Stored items
=-=-=-=-=
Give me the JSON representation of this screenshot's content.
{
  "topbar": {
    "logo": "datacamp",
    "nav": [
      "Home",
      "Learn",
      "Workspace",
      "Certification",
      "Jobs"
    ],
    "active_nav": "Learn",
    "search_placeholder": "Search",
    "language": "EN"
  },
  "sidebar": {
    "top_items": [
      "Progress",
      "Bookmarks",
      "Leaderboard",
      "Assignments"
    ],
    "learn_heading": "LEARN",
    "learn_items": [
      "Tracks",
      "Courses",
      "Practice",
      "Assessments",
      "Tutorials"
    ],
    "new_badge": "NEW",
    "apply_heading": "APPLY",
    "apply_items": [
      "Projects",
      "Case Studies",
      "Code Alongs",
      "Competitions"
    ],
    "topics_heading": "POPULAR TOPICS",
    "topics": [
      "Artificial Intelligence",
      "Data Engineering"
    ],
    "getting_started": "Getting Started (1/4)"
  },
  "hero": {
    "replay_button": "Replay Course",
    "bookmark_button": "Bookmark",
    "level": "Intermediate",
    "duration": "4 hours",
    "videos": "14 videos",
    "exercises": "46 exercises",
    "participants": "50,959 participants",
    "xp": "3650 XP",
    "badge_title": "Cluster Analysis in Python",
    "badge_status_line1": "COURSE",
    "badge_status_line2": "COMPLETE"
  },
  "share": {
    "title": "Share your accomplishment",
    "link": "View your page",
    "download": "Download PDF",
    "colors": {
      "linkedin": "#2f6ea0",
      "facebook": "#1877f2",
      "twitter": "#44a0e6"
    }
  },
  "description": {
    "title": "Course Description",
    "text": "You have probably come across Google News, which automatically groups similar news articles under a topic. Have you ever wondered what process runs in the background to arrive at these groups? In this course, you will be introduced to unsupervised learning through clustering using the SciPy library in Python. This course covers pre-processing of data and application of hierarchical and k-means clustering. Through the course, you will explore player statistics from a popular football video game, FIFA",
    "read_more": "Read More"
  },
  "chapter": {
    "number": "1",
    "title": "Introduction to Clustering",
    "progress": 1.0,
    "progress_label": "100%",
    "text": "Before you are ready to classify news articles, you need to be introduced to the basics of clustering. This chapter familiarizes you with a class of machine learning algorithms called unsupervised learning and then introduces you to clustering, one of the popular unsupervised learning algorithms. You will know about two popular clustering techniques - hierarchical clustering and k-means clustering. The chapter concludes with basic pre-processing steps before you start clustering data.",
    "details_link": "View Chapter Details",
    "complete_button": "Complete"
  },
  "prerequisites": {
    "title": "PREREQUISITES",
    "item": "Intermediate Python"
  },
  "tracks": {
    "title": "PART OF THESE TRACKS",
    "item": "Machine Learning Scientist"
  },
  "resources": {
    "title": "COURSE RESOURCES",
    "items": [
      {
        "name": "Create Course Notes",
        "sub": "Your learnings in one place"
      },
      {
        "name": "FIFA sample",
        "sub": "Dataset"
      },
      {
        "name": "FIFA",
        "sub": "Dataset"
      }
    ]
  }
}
=-=-=-=-=
● **GIVEN INSTRUCTION**
Select every line where the word "Python" occurs.

● **CORRECT RESPONSE**
    "badge_title": "Cluster Analysis in Python",
    "text": "You have probably come across Google News, which automatically groups similar news articles under a topic. Have you ever wondered what process runs in the background to arrive at these groups? In this course, you will be introduced to unsupervised learning through clustering using the SciPy library in Python. This course covers pre-processing of data and application of hierarchical and k-means clustering. Through the course, you will explore player statistics from a popular football video game, FIFA",
    "item": "Intermediate Python"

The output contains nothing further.